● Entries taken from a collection
↓↓↓

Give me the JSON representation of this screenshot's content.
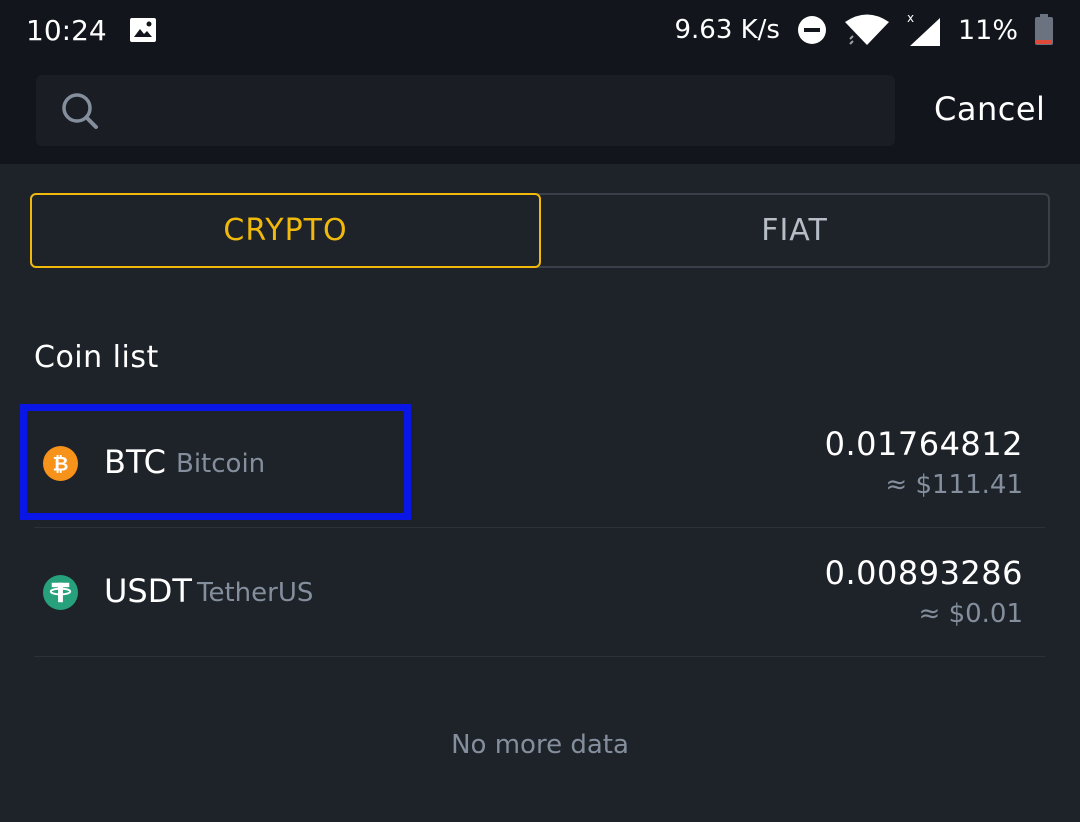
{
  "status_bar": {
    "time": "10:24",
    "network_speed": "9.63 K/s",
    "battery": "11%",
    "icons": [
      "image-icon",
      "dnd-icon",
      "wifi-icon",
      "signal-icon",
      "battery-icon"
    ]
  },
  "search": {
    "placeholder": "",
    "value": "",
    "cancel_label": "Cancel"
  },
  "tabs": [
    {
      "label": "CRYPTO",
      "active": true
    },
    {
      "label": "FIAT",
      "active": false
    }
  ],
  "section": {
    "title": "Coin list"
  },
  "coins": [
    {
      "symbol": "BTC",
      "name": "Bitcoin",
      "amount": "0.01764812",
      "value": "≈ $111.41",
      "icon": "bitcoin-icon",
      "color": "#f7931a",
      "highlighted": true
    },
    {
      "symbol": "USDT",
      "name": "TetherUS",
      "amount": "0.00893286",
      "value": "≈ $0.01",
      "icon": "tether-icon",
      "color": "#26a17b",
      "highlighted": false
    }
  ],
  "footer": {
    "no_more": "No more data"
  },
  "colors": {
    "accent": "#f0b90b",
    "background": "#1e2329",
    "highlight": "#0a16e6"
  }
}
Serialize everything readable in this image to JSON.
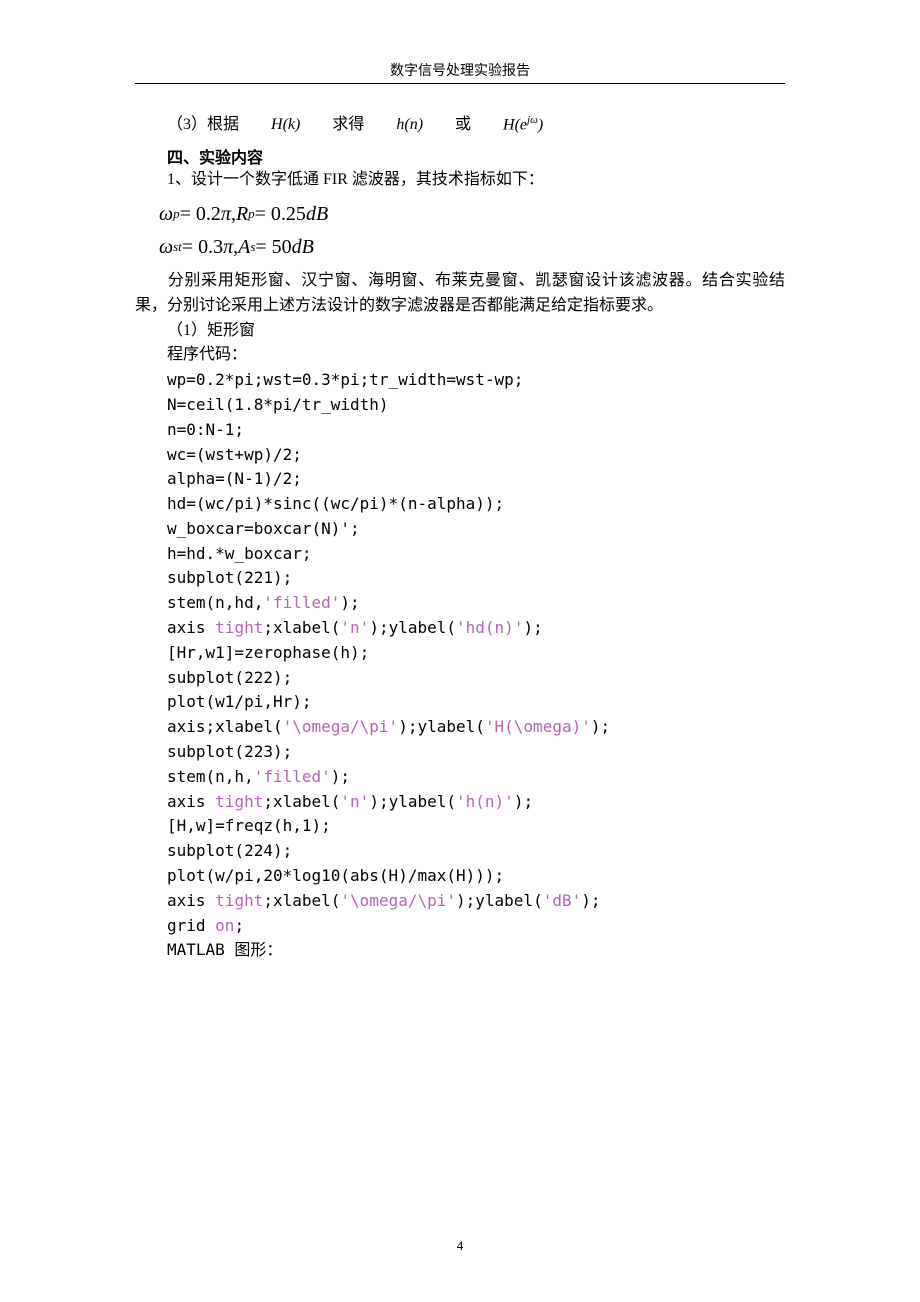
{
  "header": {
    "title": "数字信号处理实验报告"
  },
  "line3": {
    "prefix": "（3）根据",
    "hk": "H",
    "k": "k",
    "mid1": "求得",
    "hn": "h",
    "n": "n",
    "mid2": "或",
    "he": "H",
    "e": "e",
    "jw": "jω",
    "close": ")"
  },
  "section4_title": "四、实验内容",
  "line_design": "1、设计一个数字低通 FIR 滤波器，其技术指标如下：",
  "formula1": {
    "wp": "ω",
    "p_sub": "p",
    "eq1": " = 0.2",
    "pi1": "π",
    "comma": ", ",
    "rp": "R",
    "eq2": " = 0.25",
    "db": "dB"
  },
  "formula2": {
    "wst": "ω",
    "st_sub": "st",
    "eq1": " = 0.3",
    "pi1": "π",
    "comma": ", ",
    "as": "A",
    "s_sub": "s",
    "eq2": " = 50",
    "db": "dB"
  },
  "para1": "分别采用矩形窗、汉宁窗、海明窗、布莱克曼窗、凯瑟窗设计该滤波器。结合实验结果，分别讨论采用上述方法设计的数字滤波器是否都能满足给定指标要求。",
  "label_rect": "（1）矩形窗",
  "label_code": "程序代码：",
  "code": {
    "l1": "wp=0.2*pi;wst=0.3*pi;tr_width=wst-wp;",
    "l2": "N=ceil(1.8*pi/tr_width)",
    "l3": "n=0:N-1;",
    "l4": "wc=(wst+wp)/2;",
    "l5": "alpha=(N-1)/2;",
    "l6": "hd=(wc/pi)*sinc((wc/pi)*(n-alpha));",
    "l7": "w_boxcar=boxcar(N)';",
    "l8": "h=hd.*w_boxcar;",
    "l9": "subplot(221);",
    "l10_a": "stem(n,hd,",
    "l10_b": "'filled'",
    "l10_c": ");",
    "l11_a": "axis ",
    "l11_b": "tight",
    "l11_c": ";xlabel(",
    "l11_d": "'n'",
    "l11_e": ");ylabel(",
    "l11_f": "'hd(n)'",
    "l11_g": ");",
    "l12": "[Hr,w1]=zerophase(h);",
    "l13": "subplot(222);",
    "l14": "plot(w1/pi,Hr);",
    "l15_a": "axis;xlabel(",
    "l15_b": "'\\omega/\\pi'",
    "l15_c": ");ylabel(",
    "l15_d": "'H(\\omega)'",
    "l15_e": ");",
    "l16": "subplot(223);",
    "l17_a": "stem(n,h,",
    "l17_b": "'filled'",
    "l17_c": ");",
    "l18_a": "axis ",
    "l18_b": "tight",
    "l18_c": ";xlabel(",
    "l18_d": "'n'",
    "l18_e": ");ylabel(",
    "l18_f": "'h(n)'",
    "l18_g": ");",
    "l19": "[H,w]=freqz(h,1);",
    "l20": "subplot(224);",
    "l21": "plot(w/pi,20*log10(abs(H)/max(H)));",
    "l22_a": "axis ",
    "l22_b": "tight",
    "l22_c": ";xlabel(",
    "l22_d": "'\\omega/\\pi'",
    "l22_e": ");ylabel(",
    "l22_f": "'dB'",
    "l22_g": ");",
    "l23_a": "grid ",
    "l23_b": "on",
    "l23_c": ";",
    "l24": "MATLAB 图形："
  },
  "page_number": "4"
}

↑↑↑
↓↓↓

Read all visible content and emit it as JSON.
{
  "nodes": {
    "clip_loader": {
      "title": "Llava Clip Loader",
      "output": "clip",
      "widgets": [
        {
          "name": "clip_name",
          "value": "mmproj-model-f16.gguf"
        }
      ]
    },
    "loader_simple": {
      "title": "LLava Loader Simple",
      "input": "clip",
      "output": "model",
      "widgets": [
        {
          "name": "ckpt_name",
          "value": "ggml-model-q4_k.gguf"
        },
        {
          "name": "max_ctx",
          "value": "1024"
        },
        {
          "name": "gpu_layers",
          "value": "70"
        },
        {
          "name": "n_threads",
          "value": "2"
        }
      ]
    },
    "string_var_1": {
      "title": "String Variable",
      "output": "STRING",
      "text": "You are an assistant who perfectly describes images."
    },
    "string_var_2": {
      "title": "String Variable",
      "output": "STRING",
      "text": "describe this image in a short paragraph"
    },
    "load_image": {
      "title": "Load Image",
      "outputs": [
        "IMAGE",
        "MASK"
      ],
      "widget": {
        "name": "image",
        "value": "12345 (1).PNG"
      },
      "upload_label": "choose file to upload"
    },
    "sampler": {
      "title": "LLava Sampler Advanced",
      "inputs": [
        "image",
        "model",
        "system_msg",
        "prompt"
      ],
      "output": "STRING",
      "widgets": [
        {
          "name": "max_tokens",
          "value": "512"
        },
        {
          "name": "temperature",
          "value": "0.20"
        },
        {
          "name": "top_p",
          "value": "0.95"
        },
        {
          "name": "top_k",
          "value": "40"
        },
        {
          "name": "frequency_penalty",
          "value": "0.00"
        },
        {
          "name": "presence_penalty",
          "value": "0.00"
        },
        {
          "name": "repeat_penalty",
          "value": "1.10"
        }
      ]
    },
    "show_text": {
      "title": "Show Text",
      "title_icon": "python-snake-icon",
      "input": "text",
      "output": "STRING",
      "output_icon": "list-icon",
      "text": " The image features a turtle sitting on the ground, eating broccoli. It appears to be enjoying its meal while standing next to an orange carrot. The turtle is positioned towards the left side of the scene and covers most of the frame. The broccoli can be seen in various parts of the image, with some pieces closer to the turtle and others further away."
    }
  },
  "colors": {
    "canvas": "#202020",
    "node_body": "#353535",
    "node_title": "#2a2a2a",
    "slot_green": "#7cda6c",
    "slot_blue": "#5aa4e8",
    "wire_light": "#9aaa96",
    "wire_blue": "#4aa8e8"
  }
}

↑↑↑

● What this task involves
Say how many lines in the entries contain the string "omega", and leave out everything else.

● Answer in full
3